Written instruction. Gather up the lines that contain "Launch".

Records for processing.
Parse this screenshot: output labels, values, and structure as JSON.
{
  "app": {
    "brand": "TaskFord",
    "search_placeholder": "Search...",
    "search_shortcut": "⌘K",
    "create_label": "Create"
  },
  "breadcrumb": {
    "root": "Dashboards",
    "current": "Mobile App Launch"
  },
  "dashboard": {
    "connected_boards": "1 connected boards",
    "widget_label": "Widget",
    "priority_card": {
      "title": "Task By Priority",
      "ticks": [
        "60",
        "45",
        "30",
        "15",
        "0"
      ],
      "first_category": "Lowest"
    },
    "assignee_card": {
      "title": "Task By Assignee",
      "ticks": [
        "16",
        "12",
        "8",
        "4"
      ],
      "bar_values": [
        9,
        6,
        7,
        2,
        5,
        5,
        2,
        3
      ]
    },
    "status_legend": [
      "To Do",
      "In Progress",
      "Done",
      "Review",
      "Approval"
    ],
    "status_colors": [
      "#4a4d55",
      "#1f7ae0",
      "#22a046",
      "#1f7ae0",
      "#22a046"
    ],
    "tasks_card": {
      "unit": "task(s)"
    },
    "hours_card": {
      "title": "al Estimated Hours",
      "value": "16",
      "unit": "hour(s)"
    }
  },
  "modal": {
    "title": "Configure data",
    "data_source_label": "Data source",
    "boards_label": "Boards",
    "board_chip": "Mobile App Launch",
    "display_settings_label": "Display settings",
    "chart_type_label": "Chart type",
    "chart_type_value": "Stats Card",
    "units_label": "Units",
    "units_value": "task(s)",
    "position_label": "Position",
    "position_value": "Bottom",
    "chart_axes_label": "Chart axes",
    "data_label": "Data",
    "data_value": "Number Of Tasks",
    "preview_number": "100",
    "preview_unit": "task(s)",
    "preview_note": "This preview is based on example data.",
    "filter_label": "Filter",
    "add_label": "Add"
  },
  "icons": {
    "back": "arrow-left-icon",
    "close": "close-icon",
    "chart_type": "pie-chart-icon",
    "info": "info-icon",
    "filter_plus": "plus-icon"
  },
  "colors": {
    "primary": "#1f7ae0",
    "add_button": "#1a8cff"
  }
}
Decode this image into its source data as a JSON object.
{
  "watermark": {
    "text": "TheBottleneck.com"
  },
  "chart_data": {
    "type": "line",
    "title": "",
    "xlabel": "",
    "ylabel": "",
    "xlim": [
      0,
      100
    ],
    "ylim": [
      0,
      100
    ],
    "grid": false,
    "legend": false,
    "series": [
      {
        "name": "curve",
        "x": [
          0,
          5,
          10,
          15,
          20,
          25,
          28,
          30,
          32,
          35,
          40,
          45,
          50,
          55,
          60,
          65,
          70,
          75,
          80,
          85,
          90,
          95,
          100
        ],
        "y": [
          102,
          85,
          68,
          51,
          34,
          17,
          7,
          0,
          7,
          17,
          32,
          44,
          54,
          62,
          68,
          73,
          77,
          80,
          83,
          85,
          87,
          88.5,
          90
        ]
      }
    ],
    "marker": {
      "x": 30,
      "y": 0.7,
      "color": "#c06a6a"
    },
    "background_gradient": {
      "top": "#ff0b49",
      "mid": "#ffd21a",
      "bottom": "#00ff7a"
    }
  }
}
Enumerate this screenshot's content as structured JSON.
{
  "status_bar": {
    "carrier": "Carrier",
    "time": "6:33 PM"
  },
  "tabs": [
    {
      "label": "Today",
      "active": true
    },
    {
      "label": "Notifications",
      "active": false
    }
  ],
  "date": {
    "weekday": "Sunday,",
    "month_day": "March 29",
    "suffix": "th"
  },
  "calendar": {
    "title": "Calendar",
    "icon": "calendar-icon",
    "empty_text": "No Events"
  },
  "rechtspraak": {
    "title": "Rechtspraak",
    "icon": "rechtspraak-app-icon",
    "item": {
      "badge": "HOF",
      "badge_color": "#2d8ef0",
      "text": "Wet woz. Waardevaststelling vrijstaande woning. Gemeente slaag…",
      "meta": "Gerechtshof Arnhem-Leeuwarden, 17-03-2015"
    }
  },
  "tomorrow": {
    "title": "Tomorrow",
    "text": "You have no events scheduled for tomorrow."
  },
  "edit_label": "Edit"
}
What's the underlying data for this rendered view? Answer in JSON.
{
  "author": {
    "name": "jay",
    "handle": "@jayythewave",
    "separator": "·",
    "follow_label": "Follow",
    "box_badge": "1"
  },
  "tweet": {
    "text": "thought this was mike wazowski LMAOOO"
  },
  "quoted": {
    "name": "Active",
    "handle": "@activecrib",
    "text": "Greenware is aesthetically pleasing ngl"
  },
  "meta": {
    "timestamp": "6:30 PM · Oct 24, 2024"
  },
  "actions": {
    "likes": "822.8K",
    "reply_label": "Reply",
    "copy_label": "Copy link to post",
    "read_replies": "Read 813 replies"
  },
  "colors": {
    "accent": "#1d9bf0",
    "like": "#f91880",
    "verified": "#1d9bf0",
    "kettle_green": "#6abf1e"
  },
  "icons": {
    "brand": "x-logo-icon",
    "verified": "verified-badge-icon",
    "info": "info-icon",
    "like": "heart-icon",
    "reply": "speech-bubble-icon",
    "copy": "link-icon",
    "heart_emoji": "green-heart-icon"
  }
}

Exercise answer.
    "current": "Mobile App Launch"
    "board_chip": "Mobile App Launch",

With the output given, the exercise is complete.